Aim ->
Leaving out the pictures, transcribe all of the records faithfully.

Records for the task ->
·····
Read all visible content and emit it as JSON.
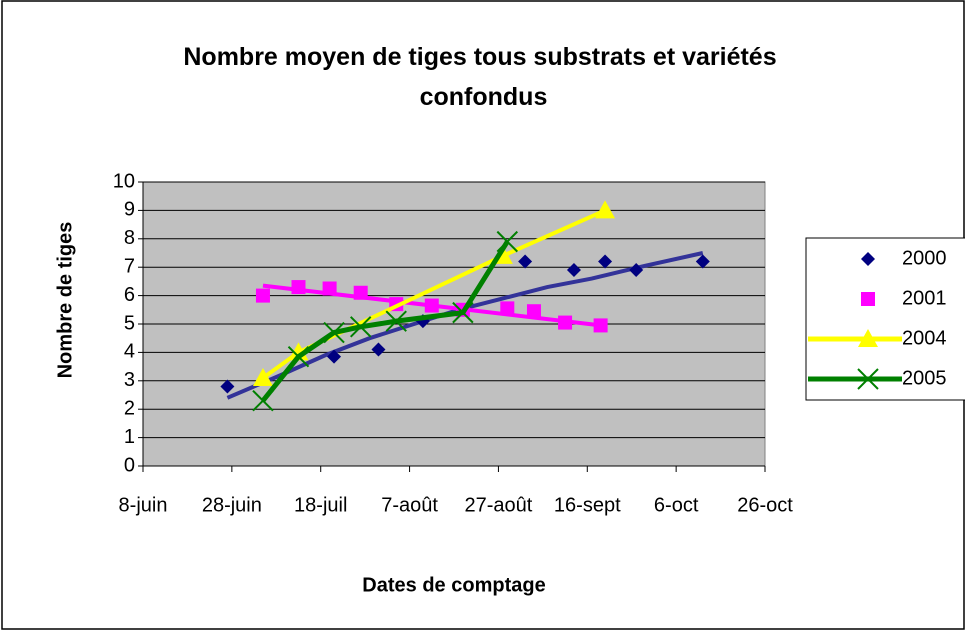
{
  "chart_data": {
    "type": "scatter",
    "title": "Nombre moyen de tiges tous substrats et variétés confondus",
    "x_label": "Dates de comptage",
    "y_label": "Nombre de tiges",
    "xlim": [
      159,
      299
    ],
    "xticks": [
      {
        "value": 159,
        "label": "8-juin"
      },
      {
        "value": 179,
        "label": "28-juin"
      },
      {
        "value": 199,
        "label": "18-juil"
      },
      {
        "value": 219,
        "label": "7-août"
      },
      {
        "value": 239,
        "label": "27-août"
      },
      {
        "value": 259,
        "label": "16-sept"
      },
      {
        "value": 279,
        "label": "6-oct"
      },
      {
        "value": 299,
        "label": "26-oct"
      }
    ],
    "ylim": [
      0,
      10
    ],
    "yticks": [
      0,
      1,
      2,
      3,
      4,
      5,
      6,
      7,
      8,
      9,
      10
    ],
    "grid": true,
    "legend": "right",
    "series": [
      {
        "name": "2000",
        "color": "#000080",
        "marker": "diamond",
        "line": false,
        "x": [
          178,
          202,
          212,
          222,
          245,
          256,
          263,
          270,
          285
        ],
        "values": [
          2.8,
          3.85,
          4.1,
          5.1,
          7.2,
          6.9,
          7.2,
          6.9,
          7.2
        ],
        "trendline": {
          "color": "#333399",
          "x": [
            178,
            190,
            200,
            210,
            220,
            230,
            240,
            250,
            260,
            272,
            285
          ],
          "values": [
            2.4,
            3.2,
            3.9,
            4.5,
            5.0,
            5.5,
            5.9,
            6.3,
            6.6,
            7.05,
            7.5
          ]
        }
      },
      {
        "name": "2001",
        "color": "#ff00ff",
        "marker": "square",
        "line": false,
        "x": [
          186,
          194,
          201,
          208,
          216,
          224,
          231,
          241,
          247,
          254,
          262
        ],
        "values": [
          6.0,
          6.3,
          6.25,
          6.1,
          5.7,
          5.65,
          5.5,
          5.55,
          5.45,
          5.05,
          4.95
        ],
        "trendline": {
          "color": "#ff00ff",
          "x": [
            186,
            262
          ],
          "values": [
            6.35,
            4.95
          ]
        }
      },
      {
        "name": "2004",
        "color": "#ffff00",
        "marker": "triangle",
        "line": true,
        "x": [
          186,
          194,
          240,
          263
        ],
        "values": [
          3.1,
          4.0,
          7.4,
          9.0
        ]
      },
      {
        "name": "2005",
        "color": "#008000",
        "marker": "x",
        "line": true,
        "x": [
          186,
          194,
          202,
          208,
          216,
          231,
          241
        ],
        "values": [
          2.3,
          3.85,
          4.7,
          4.9,
          5.1,
          5.4,
          7.9
        ]
      }
    ]
  }
}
·····
Result for this exercise ->
Read all visible content and emit it as JSON.
{
  "chart_data": {
    "type": "scatter",
    "title": "Nombre moyen de tiges tous substrats et variétés confondus",
    "x_label": "Dates de comptage",
    "y_label": "Nombre de tiges",
    "xlim": [
      159,
      299
    ],
    "xticks": [
      {
        "value": 159,
        "label": "8-juin"
      },
      {
        "value": 179,
        "label": "28-juin"
      },
      {
        "value": 199,
        "label": "18-juil"
      },
      {
        "value": 219,
        "label": "7-août"
      },
      {
        "value": 239,
        "label": "27-août"
      },
      {
        "value": 259,
        "label": "16-sept"
      },
      {
        "value": 279,
        "label": "6-oct"
      },
      {
        "value": 299,
        "label": "26-oct"
      }
    ],
    "ylim": [
      0,
      10
    ],
    "yticks": [
      0,
      1,
      2,
      3,
      4,
      5,
      6,
      7,
      8,
      9,
      10
    ],
    "grid": true,
    "legend": "right",
    "series": [
      {
        "name": "2000",
        "color": "#000080",
        "marker": "diamond",
        "line": false,
        "x": [
          178,
          202,
          212,
          222,
          245,
          256,
          263,
          270,
          285
        ],
        "values": [
          2.8,
          3.85,
          4.1,
          5.1,
          7.2,
          6.9,
          7.2,
          6.9,
          7.2
        ],
        "trendline": {
          "color": "#333399",
          "x": [
            178,
            190,
            200,
            210,
            220,
            230,
            240,
            250,
            260,
            272,
            285
          ],
          "values": [
            2.4,
            3.2,
            3.9,
            4.5,
            5.0,
            5.5,
            5.9,
            6.3,
            6.6,
            7.05,
            7.5
          ]
        }
      },
      {
        "name": "2001",
        "color": "#ff00ff",
        "marker": "square",
        "line": false,
        "x": [
          186,
          194,
          201,
          208,
          216,
          224,
          231,
          241,
          247,
          254,
          262
        ],
        "values": [
          6.0,
          6.3,
          6.25,
          6.1,
          5.7,
          5.65,
          5.5,
          5.55,
          5.45,
          5.05,
          4.95
        ],
        "trendline": {
          "color": "#ff00ff",
          "x": [
            186,
            262
          ],
          "values": [
            6.35,
            4.95
          ]
        }
      },
      {
        "name": "2004",
        "color": "#ffff00",
        "marker": "triangle",
        "line": true,
        "x": [
          186,
          194,
          240,
          263
        ],
        "values": [
          3.1,
          4.0,
          7.4,
          9.0
        ]
      },
      {
        "name": "2005",
        "color": "#008000",
        "marker": "x",
        "line": true,
        "x": [
          186,
          194,
          202,
          208,
          216,
          231,
          241
        ],
        "values": [
          2.3,
          3.85,
          4.7,
          4.9,
          5.1,
          5.4,
          7.9
        ]
      }
    ]
  }
}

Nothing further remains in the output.